[START OF Data for processing]

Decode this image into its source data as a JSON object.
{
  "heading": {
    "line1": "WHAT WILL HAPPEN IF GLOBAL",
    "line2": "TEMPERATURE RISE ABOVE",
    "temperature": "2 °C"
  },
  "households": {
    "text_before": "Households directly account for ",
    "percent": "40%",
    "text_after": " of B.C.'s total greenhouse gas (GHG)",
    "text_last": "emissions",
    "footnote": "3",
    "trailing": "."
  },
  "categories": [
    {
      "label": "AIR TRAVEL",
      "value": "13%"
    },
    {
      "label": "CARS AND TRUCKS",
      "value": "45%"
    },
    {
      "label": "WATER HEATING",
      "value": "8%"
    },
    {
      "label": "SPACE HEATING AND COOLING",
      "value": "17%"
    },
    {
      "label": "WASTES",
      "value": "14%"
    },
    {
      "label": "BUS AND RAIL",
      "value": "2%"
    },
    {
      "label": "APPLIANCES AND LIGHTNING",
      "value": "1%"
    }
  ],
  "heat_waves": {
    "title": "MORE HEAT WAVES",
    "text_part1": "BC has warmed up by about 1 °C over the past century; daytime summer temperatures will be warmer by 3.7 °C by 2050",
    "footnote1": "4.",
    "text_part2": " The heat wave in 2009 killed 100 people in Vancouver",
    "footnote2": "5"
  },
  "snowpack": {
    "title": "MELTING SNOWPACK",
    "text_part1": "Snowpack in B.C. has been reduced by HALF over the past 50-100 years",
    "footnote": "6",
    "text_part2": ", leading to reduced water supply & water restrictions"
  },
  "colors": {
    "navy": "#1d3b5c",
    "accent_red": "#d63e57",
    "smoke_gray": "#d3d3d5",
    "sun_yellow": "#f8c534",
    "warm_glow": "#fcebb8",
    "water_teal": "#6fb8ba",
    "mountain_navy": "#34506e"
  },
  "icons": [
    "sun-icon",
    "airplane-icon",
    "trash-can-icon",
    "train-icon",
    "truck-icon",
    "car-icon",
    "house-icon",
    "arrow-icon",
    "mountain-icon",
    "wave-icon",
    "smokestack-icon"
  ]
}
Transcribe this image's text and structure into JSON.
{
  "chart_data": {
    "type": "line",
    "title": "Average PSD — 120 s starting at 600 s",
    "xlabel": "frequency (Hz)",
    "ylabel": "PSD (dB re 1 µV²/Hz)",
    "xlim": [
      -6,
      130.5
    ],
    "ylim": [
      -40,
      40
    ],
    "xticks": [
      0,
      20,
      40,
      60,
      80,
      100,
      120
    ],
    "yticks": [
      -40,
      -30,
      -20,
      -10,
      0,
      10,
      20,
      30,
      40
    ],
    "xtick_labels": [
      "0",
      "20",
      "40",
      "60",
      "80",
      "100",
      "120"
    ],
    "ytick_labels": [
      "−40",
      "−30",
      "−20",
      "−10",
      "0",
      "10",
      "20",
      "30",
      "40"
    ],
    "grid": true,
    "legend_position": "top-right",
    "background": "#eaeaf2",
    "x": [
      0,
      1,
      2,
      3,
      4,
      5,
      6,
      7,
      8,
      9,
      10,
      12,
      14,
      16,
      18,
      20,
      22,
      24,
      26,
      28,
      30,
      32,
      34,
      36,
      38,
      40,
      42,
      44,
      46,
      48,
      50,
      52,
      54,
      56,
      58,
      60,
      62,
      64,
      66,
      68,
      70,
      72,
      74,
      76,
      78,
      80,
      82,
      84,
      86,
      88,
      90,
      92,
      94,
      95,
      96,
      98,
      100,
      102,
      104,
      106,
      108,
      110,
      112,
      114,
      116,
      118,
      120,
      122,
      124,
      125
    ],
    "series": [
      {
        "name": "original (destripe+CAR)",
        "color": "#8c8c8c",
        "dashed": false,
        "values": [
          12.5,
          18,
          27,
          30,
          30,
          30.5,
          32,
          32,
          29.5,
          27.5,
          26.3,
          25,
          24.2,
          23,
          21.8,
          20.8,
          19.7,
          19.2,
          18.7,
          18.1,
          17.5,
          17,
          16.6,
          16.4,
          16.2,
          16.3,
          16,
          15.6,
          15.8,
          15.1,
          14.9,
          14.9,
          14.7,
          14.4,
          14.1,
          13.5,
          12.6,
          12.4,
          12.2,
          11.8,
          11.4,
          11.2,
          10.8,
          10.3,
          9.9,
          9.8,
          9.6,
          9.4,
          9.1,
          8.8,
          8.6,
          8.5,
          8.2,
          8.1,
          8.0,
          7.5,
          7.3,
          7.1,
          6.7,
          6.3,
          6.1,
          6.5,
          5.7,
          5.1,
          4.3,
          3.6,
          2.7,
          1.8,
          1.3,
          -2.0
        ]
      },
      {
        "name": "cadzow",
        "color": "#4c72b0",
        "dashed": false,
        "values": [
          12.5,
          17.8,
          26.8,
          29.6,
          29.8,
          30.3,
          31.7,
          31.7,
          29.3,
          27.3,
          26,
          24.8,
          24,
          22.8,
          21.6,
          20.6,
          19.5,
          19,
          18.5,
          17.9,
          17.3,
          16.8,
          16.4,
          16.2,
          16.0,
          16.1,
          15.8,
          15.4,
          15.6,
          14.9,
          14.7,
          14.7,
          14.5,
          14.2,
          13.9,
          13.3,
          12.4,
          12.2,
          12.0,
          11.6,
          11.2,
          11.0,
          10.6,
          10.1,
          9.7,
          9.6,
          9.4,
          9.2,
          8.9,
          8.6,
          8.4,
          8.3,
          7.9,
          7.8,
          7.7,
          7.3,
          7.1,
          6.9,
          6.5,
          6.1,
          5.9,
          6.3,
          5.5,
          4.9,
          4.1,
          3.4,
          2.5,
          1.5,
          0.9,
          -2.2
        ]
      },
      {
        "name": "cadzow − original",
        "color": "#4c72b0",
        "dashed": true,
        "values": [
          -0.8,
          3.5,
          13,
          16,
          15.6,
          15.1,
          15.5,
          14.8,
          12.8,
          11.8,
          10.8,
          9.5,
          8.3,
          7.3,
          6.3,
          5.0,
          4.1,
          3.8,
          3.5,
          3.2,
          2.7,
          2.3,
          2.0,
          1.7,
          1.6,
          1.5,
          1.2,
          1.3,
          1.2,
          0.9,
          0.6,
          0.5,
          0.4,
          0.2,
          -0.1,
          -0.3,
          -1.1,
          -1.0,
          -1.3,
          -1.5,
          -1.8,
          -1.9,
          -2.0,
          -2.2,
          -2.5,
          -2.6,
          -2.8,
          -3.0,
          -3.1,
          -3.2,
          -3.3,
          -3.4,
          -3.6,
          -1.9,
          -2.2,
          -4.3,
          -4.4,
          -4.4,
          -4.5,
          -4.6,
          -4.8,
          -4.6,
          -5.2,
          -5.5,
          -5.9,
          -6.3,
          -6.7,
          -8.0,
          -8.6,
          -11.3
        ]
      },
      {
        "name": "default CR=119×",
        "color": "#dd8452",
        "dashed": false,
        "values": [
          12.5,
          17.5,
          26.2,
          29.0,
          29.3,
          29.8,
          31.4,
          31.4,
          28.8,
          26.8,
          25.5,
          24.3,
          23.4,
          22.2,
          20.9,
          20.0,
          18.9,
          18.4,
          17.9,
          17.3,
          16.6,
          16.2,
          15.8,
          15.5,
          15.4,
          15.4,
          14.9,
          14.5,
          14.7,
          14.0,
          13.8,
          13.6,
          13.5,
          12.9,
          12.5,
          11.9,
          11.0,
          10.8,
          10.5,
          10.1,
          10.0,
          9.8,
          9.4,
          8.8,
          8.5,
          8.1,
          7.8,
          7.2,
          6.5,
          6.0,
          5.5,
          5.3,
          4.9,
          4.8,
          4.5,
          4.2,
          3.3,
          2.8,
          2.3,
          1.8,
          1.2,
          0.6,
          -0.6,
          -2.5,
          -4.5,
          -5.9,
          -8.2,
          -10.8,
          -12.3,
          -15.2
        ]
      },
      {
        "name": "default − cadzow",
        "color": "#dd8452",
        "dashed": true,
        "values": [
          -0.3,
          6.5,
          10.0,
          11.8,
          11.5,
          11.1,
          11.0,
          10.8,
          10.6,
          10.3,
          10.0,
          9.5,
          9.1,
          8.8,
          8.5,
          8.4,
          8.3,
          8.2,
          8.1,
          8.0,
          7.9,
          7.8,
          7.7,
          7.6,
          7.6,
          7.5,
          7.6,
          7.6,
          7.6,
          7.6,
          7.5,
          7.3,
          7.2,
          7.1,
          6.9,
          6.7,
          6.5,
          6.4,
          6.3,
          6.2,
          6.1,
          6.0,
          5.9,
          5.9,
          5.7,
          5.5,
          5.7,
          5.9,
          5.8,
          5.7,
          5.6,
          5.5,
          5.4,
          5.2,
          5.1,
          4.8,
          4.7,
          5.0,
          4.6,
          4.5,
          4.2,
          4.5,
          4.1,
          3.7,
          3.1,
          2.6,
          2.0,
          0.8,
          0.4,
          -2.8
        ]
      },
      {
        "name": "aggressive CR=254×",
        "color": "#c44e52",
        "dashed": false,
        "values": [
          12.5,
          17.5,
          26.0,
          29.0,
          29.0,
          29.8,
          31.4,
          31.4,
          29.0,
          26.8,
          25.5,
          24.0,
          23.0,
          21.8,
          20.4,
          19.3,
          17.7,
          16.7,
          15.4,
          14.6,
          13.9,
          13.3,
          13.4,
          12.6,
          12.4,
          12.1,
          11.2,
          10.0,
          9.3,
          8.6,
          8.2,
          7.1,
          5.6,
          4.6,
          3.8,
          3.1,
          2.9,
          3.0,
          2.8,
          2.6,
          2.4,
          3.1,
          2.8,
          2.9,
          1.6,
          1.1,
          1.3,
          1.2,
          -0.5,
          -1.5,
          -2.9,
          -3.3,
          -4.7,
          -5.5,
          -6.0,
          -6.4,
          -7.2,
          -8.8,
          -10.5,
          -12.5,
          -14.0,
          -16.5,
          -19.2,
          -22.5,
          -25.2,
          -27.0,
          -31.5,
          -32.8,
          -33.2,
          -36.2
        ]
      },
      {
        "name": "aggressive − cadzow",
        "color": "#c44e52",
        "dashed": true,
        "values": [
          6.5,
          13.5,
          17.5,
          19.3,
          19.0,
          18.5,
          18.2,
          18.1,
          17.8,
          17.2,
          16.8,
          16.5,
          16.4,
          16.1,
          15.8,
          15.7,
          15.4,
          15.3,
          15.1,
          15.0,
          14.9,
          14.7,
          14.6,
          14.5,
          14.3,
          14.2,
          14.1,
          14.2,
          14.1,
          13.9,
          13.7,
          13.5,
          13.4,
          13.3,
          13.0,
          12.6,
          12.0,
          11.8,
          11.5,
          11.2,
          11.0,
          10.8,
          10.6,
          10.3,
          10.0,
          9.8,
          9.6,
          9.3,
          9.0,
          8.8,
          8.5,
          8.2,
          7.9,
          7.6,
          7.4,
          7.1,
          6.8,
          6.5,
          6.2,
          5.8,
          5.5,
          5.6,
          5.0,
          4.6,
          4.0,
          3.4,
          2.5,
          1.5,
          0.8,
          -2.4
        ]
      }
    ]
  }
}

[END OF Data for processing]

Problem
Select every line in the records above that contains the word "cadzow".

Completed exercise
        "name": "cadzow",
        "name": "cadzow − original",
        "name": "default − cadzow",
        "name": "aggressive − cadzow",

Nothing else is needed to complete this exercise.